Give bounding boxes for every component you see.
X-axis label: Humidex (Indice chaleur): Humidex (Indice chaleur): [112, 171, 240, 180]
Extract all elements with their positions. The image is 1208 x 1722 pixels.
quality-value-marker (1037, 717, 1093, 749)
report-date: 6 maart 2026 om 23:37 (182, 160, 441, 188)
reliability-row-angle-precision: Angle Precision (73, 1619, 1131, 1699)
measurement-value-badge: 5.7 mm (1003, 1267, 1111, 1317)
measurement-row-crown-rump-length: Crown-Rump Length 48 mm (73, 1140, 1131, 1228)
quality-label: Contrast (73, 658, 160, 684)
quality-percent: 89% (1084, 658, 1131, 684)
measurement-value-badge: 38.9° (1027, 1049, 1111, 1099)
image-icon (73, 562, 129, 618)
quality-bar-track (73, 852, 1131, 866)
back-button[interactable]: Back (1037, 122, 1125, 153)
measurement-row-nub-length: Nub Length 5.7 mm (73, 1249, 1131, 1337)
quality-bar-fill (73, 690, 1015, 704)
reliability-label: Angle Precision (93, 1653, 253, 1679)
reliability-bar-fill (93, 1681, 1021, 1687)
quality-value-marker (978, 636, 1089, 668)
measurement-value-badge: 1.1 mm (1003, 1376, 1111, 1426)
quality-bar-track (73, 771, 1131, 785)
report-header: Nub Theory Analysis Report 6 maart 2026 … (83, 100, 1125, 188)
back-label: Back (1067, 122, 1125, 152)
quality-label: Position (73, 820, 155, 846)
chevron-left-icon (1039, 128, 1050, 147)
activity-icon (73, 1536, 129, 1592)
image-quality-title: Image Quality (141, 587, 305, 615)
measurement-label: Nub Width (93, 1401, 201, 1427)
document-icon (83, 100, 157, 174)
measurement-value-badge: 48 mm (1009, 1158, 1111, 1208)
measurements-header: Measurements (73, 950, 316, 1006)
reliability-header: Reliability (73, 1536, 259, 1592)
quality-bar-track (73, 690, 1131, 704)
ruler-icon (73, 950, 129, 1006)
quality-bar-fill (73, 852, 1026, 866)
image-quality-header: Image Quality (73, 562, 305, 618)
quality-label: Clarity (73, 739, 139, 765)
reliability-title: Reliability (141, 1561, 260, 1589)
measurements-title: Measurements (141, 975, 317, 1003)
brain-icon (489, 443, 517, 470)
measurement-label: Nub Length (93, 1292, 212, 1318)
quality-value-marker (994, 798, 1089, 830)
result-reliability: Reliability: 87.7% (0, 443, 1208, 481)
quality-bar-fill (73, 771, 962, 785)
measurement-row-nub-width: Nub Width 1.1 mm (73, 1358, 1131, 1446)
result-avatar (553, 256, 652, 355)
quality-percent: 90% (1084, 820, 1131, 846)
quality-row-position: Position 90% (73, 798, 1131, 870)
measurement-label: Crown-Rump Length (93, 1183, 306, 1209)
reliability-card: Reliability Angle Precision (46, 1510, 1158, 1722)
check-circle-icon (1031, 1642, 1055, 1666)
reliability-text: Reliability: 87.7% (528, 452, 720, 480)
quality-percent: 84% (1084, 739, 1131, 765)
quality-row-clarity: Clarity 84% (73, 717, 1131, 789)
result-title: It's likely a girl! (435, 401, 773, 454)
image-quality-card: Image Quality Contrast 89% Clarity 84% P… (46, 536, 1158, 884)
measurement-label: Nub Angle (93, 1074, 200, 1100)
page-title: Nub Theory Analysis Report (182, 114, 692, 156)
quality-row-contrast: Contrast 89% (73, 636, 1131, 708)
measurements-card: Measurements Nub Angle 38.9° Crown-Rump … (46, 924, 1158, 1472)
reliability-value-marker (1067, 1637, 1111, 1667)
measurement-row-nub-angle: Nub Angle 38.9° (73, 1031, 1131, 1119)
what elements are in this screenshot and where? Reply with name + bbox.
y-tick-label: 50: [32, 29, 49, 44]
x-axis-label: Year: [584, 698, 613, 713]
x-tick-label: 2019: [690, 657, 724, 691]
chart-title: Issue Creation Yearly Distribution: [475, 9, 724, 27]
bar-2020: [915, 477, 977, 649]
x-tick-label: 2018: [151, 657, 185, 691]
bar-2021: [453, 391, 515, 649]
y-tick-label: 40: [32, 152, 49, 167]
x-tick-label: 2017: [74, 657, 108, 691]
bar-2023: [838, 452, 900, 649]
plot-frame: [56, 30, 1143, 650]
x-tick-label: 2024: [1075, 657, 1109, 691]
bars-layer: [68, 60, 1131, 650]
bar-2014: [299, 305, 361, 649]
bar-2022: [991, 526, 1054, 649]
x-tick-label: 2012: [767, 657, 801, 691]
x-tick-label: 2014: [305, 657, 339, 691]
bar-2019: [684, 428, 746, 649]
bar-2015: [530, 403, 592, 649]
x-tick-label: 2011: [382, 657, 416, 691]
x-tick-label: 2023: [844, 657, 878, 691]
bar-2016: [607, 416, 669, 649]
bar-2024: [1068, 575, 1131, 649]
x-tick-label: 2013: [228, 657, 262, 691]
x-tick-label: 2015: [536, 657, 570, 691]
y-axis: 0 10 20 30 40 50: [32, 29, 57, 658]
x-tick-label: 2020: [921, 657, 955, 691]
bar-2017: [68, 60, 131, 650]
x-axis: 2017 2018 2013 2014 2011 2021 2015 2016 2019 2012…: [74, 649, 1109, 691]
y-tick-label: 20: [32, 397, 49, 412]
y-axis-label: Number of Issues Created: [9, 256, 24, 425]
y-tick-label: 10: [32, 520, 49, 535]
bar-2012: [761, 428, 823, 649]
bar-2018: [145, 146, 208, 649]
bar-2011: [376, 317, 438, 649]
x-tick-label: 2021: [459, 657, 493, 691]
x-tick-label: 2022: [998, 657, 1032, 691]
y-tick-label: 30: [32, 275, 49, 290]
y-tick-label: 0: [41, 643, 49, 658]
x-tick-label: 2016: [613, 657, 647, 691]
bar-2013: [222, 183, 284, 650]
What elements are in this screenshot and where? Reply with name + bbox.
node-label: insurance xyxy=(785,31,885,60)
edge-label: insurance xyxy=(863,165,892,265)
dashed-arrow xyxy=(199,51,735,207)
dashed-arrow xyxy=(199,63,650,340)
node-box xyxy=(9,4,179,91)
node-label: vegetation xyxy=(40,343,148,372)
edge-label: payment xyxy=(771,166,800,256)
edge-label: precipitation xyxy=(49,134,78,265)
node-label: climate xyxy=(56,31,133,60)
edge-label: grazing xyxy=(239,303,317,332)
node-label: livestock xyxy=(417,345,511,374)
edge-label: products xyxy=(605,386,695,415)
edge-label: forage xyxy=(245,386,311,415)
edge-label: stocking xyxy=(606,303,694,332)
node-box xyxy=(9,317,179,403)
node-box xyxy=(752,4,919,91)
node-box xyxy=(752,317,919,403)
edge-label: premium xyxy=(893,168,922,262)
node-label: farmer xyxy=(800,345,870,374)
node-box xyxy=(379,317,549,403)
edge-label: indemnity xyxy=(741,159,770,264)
--------------------
Task goal:
Rewrite the records with every "edge-label" changed to "link-label", leaving everything else as it is.

The reply:
Give bounding boxes for every component you see.
X-axis label: Humidex (Indice chaleur): Humidex (Indice chaleur): [112, 171, 240, 180]
Extract all elements with their positions. The image is 1208 x 1722 pixels.
quality-value-marker (1037, 717, 1093, 749)
report-date: 6 maart 2026 om 23:37 (182, 160, 441, 188)
reliability-row-angle-precision: Angle Precision (73, 1619, 1131, 1699)
measurement-value-badge: 5.7 mm (1003, 1267, 1111, 1317)
measurement-row-crown-rump-length: Crown-Rump Length 48 mm (73, 1140, 1131, 1228)
quality-label: Contrast (73, 658, 160, 684)
quality-percent: 89% (1084, 658, 1131, 684)
measurement-value-badge: 38.9° (1027, 1049, 1111, 1099)
image-icon (73, 562, 129, 618)
quality-bar-track (73, 852, 1131, 866)
back-button[interactable]: Back (1037, 122, 1125, 153)
measurement-row-nub-length: Nub Length 5.7 mm (73, 1249, 1131, 1337)
quality-bar-fill (73, 690, 1015, 704)
reliability-label: Angle Precision (93, 1653, 253, 1679)
reliability-bar-fill (93, 1681, 1021, 1687)
quality-value-marker (978, 636, 1089, 668)
measurement-value-badge: 1.1 mm (1003, 1376, 1111, 1426)
quality-bar-track (73, 771, 1131, 785)
report-header: Nub Theory Analysis Report 6 maart 2026 … (83, 100, 1125, 188)
back-label: Back (1067, 122, 1125, 152)
quality-label: Position (73, 820, 155, 846)
chevron-left-icon (1039, 128, 1050, 147)
activity-icon (73, 1536, 129, 1592)
image-quality-title: Image Quality (141, 587, 305, 615)
measurement-label: Nub Width (93, 1401, 201, 1427)
document-icon (83, 100, 157, 174)
measurement-value-badge: 48 mm (1009, 1158, 1111, 1208)
measurements-header: Measurements (73, 950, 316, 1006)
reliability-header: Reliability (73, 1536, 259, 1592)
quality-bar-track (73, 690, 1131, 704)
ruler-icon (73, 950, 129, 1006)
quality-bar-fill (73, 852, 1026, 866)
image-quality-header: Image Quality (73, 562, 305, 618)
quality-label: Clarity (73, 739, 139, 765)
reliability-title: Reliability (141, 1561, 260, 1589)
measurements-title: Measurements (141, 975, 317, 1003)
brain-icon (489, 443, 517, 470)
measurement-label: Nub Length (93, 1292, 212, 1318)
quality-value-marker (994, 798, 1089, 830)
result-reliability: Reliability: 87.7% (0, 443, 1208, 481)
quality-bar-fill (73, 771, 962, 785)
measurement-row-nub-width: Nub Width 1.1 mm (73, 1358, 1131, 1446)
result-avatar (553, 256, 652, 355)
quality-percent: 90% (1084, 820, 1131, 846)
quality-row-position: Position 90% (73, 798, 1131, 870)
measurement-label: Crown-Rump Length (93, 1183, 306, 1209)
reliability-card: Reliability Angle Precision (46, 1510, 1158, 1722)
check-circle-icon (1031, 1642, 1055, 1666)
reliability-text: Reliability: 87.7% (528, 452, 720, 480)
quality-percent: 84% (1084, 739, 1131, 765)
quality-row-clarity: Clarity 84% (73, 717, 1131, 789)
result-title: It's likely a girl! (435, 401, 773, 454)
image-quality-card: Image Quality Contrast 89% Clarity 84% P… (46, 536, 1158, 884)
measurement-label: Nub Angle (93, 1074, 200, 1100)
page-title: Nub Theory Analysis Report (182, 114, 692, 156)
quality-row-contrast: Contrast 89% (73, 636, 1131, 708)
measurements-card: Measurements Nub Angle 38.9° Crown-Rump … (46, 924, 1158, 1472)
reliability-value-marker (1067, 1637, 1111, 1667)
measurement-row-nub-angle: Nub Angle 38.9° (73, 1031, 1131, 1119)
what elements are in this screenshot and where? Reply with name + bbox.
y-tick-label: 50: [32, 29, 49, 44]
x-axis-label: Year: [584, 698, 613, 713]
x-tick-label: 2019: [690, 657, 724, 691]
chart-title: Issue Creation Yearly Distribution: [475, 9, 724, 27]
bar-2020: [915, 477, 977, 649]
x-tick-label: 2018: [151, 657, 185, 691]
bar-2021: [453, 391, 515, 649]
y-tick-label: 40: [32, 152, 49, 167]
x-tick-label: 2017: [74, 657, 108, 691]
bar-2023: [838, 452, 900, 649]
plot-frame: [56, 30, 1143, 650]
x-tick-label: 2024: [1075, 657, 1109, 691]
bars-layer: [68, 60, 1131, 650]
bar-2014: [299, 305, 361, 649]
bar-2022: [991, 526, 1054, 649]
x-tick-label: 2012: [767, 657, 801, 691]
x-tick-label: 2014: [305, 657, 339, 691]
bar-2019: [684, 428, 746, 649]
bar-2015: [530, 403, 592, 649]
x-tick-label: 2011: [382, 657, 416, 691]
x-tick-label: 2023: [844, 657, 878, 691]
bar-2016: [607, 416, 669, 649]
bar-2024: [1068, 575, 1131, 649]
x-tick-label: 2013: [228, 657, 262, 691]
x-tick-label: 2015: [536, 657, 570, 691]
y-axis: 0 10 20 30 40 50: [32, 29, 57, 658]
x-tick-label: 2020: [921, 657, 955, 691]
bar-2017: [68, 60, 131, 650]
x-axis: 2017 2018 2013 2014 2011 2021 2015 2016 2019 2012…: [74, 649, 1109, 691]
y-tick-label: 20: [32, 397, 49, 412]
y-axis-label: Number of Issues Created: [9, 256, 24, 425]
y-tick-label: 10: [32, 520, 49, 535]
bar-2012: [761, 428, 823, 649]
bar-2018: [145, 146, 208, 649]
bar-2011: [376, 317, 438, 649]
x-tick-label: 2021: [459, 657, 493, 691]
x-tick-label: 2022: [998, 657, 1032, 691]
y-tick-label: 30: [32, 275, 49, 290]
y-tick-label: 0: [41, 643, 49, 658]
x-tick-label: 2016: [613, 657, 647, 691]
bar-2013: [222, 183, 284, 650]
What elements are in this screenshot and where? Reply with name + bbox.
node-label: insurance xyxy=(785,31,885,60)
link-label: insurance xyxy=(863,165,892,265)
dashed-arrow xyxy=(199,51,735,207)
dashed-arrow xyxy=(199,63,650,340)
node-box xyxy=(9,4,179,91)
node-label: vegetation xyxy=(40,343,148,372)
link-label: payment xyxy=(771,166,800,256)
link-label: precipitation xyxy=(49,134,78,265)
node-label: climate xyxy=(56,31,133,60)
link-label: grazing xyxy=(239,303,317,332)
node-label: livestock xyxy=(417,345,511,374)
link-label: products xyxy=(605,386,695,415)
link-label: forage xyxy=(245,386,311,415)
link-label: stocking xyxy=(606,303,694,332)
node-box xyxy=(9,317,179,403)
node-box xyxy=(752,4,919,91)
node-box xyxy=(752,317,919,403)
link-label: premium xyxy=(893,168,922,262)
node-label: farmer xyxy=(800,345,870,374)
node-box xyxy=(379,317,549,403)
link-label: indemnity xyxy=(741,159,770,264)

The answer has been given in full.